#### [Textauszug]
Er hat durch die Umstände seines Lebens kein Geld, wenn ich das richtig verstanden habe, und sprach davon, dass er sich in der Pension keine eigene Wohnung leisten könnte. Er hat reale Existenzängste. So ist die Rückkehr zu seiner Ex mehrfach bedingt: er kann nicht alleine sein (sehr seltsam war für mich, dass er sich während seiner Trennung scheinbar eingebildet hat, mit einer 25-jährigen was aufbauen zu können…, er beklagte sich, dass er sie nur einmal im Monat sah und ihm das zu wenig war – das ist einer der wenigen Punkte, die mir überhaupt nicht gefallen haben an ihm), sie bietet ihm ein Haus (das ihr gehört) und es passt in sein soziales Umfeld (seine Kinder aus erster Ehe hat sie offensichtlich mit aufgezogen und sie mögen sie). Aber er ist nicht so ganz glücklich damit, wie er mir sagte. Ich kann kaum in sein Land, ich würde dort vermutlich nicht akzeptiert werden…
Wir haben es geschafft, unser Projekt nach diesem (für mich bereits sehr schmerzhaften) Intermezzo in den nächsten 4-5 Monaten durchzuziehen und uns weiter sehr liebevoll geschrieben. Er setzte auf Freundschaft, war ganz betroffen, als ich am Ende des Projekts meinte, dass ich nicht weiß, wie es jetzt weitergehen soll, und er verstand nicht, warum damit die Freundschaft enden sollte…
Für mich wurde es aber immer schwieriger, vor allem diese Warterei auf Mails, auf Nachrichten, diese Sehnsucht, diese tolle Umarmung vom November fortsetzen zu können, ihn reden zu hören, von seinem Leben zu wissen etc. Ich geriet von Januar bis März 2013 mehr und mehr in eine Art Spirale: es ging 4-5 Wochen gut, dann platzte ich immer wieder und schickte schon mal wütende Mails. Er war in dieser Zeit immer sehr sehr geduldig und verständig mit mir.
Im April kam es dann zu einer erneuten Wende: ich musste in sein Land fahren und als ich ihm das gestand, war irgendwie ein kleiner Paradigmenwechsel im Gange. Er wurde plötzlich leicht eifersüchtig, dass ich beruflich eingeladen war und er nicht – es dauerte 4 Tage, bis sich das beruhigt hatte. Als ich dann aber nach Flurbereinigung noch mal emotional wurde, kam es flix flox zu einem „schreib mir nicht mehr“.
Meine Interpretation ist, dass er ab hier noch verstärkter Angst hatte (denn Angst bei ihm war konstant da: Angst, sich das finanziell und vom Umfeld her nicht leisten zu können; Angst, sich darauf einzulassen; er hatte sogar Angst vor seiner Libido, dass diese nicht ausreichen würde…, vor seinem Alter…). Klarerweise war ich während dieser Reise in seinen Kreisen. Für mich war es ab hier Horror pur – ich habe emotional sehr gelitten.

#### [Aufgaben]
(A) In welchem Zeitraum geriet die erzählende Person laut dem Textauszug in eine Art Spirale?
(B) Schreibe den Textauszug über die Beziehung im selben Ton weiter, beginnend nach seinem letzten Satz.

#### [Daten]
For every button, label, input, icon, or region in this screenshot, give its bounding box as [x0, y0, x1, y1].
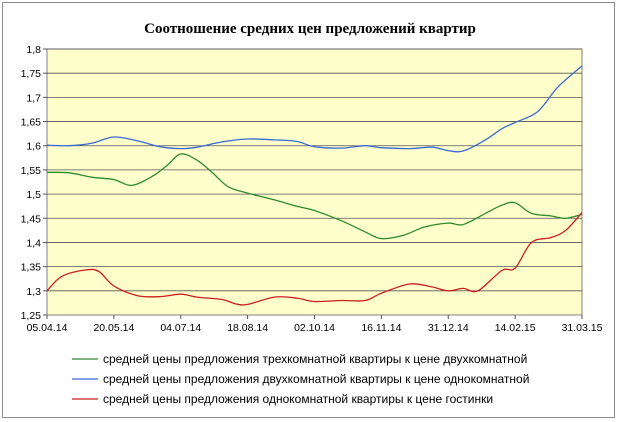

#### [Lösungen]
(A) Von Januar bis März 2013.

(B)
Kaum war ich retour, war er Anfang Mai wieder im Mail-Kasten mit seinen Umarmungen, aber der bittere Geschmack der Wochen davor, dass er kein Treffen zugelassen hatte, dass kein Gespräch unter vier Augen möglich war - das hat mich endgültig fertig gemacht, so dass ich mich nach einem weiteren Anfall ob Eifersucht (beruflicher Art) Ende Mai in Distanz zurückzog. Ich musste aus dieser Spirale raus, dass ich andauernd wütend und verletzend werde, weil ich nicht bekomme, was ich will. Eine Forderung, die wohl auch vermessen – man kann niemand zu etwas zwingen, auch nicht zur großen Liebe.
Er hat mir dann noch gewünscht, dass ich meinen persönlichen Friede finden soll, und dass er keinen Konflikt mit mir hätte, aber es vorziehen würde, in den nächsten Zeiten keine persönliche Korrespondenz zu entwickeln. Ich muss hier anführen, dass er eigentlich immer fair war und nicht davon sprach, dass er sein Leben ändern wollte. Ich jedoch war über“frau“t (übermannt) von meinen enormen Gefühlen für ihn.
Wir haben eine wahnsinnige Nähe zueinander, sowohl fachlich als auch persönlich. Für mich war und ist er das Non-Plus-Ultra, wobei ich teilweise auch fürchte, dass die viele Virtualität eine Projektionsfläche für meine eigenen unerfüllten Wünsche sein kann. Aber ich habe ihn ja real gespürt, es kann also nicht alles meine Erfindung sein. Er hat sich rührend um mich gekümmert und war immer mit Rat und Tat an meiner Seite, wenn ich was erzählte. Er hat versucht, mein Freund zu sein.
Was ich mir nun vorwerfe: ich habe es nicht geschafft, ihm das ebenbürtig zurückzugeben. Stattdessen habe ich ihn einige Male regelrecht verbal verprügelt in Anfällen der absoluten Verzweiflung. Kindisch, dumm, lächerlich – nicht dem Wert dieser Beziehung entsprechend. Ich kann mir das nicht verzeihen.
Mit etwas Abstand muss ich sagen, dass in mir alles wie dieser in den Ratschlägen ob Trennungsschmerz zitierte See war, in den man nicht einen, sondern viele Steine hineingeworfen hatte und alles trüb ist. Ich konnte überhaupt nicht mehr klar denken, ich habe nur noch wild um mich geschlagen, weil ich es a) nicht aushielt, b) nichts möglich war außer Mails, c) ich ihn nicht verlieren wollte und gleichzeitig in enormer Spannung lebte.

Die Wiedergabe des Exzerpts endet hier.